Requirement: Extract the lines that hold the string "远崖要塞".
-- Start Data extract --
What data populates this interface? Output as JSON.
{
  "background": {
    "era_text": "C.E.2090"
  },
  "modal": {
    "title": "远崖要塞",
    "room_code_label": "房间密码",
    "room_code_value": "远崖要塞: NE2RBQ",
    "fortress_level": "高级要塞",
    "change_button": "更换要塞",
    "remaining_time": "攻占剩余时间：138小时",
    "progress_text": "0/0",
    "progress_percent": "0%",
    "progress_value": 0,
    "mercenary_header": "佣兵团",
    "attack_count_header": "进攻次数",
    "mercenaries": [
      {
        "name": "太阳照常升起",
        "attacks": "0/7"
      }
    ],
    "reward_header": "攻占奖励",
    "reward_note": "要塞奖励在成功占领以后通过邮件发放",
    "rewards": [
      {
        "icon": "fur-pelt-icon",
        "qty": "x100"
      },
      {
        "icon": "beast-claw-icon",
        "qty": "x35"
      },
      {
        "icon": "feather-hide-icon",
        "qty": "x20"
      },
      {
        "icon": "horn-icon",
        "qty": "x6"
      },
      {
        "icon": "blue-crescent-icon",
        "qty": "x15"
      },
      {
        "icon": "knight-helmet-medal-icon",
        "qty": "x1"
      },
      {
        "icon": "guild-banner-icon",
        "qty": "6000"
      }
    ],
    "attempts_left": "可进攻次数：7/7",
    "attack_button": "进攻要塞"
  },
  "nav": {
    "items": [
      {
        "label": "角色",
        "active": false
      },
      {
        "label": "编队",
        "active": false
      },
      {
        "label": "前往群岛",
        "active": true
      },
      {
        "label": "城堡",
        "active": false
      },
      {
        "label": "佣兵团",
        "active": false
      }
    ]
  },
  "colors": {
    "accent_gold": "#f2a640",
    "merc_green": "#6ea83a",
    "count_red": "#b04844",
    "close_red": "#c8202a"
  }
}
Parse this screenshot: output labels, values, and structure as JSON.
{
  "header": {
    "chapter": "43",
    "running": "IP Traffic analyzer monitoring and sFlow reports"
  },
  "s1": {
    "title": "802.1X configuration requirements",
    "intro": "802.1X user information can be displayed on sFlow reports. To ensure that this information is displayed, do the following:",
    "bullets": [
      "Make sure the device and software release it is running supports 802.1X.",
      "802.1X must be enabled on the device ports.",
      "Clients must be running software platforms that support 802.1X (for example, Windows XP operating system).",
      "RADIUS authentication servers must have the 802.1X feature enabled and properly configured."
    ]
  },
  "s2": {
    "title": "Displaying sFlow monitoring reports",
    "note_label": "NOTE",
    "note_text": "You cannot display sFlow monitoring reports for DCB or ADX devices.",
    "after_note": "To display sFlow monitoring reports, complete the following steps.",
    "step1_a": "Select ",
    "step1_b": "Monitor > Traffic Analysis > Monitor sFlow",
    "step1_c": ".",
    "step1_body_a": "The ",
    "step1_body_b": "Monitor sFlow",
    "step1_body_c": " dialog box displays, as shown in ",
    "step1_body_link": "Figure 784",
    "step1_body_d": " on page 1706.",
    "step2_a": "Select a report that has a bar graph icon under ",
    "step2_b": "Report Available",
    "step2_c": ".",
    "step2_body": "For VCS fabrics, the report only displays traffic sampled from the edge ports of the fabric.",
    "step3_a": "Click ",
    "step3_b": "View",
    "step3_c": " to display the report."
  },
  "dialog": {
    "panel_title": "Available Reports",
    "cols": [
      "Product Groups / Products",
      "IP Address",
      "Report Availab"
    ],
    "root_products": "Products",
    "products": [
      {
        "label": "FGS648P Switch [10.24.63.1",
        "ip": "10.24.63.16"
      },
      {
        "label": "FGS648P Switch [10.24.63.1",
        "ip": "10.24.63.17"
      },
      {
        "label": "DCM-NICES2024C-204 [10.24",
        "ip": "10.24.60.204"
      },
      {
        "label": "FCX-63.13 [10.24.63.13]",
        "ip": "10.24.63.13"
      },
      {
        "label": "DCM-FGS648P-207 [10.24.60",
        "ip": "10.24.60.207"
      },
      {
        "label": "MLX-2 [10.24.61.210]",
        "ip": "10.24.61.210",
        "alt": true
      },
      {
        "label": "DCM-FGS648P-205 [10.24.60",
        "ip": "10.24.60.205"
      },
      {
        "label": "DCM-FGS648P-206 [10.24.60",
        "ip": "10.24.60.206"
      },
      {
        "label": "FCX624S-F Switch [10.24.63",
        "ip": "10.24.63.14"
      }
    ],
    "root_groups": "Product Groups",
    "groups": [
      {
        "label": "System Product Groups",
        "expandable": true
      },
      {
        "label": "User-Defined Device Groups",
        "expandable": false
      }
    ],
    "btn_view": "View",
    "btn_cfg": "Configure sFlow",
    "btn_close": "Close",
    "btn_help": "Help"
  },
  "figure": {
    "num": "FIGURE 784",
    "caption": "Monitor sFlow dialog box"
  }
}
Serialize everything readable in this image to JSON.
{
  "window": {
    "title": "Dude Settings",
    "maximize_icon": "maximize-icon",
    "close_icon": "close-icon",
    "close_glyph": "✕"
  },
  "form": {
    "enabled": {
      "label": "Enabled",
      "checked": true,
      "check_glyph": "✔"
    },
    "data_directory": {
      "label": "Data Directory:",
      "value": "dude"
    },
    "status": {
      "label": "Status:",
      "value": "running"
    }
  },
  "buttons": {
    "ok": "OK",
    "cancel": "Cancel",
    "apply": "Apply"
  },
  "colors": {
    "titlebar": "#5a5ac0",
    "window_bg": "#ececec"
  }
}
-- End Data extract --
Reply:
    "title": "远崖要塞",
    "room_code_value": "远崖要塞: NE2RBQ",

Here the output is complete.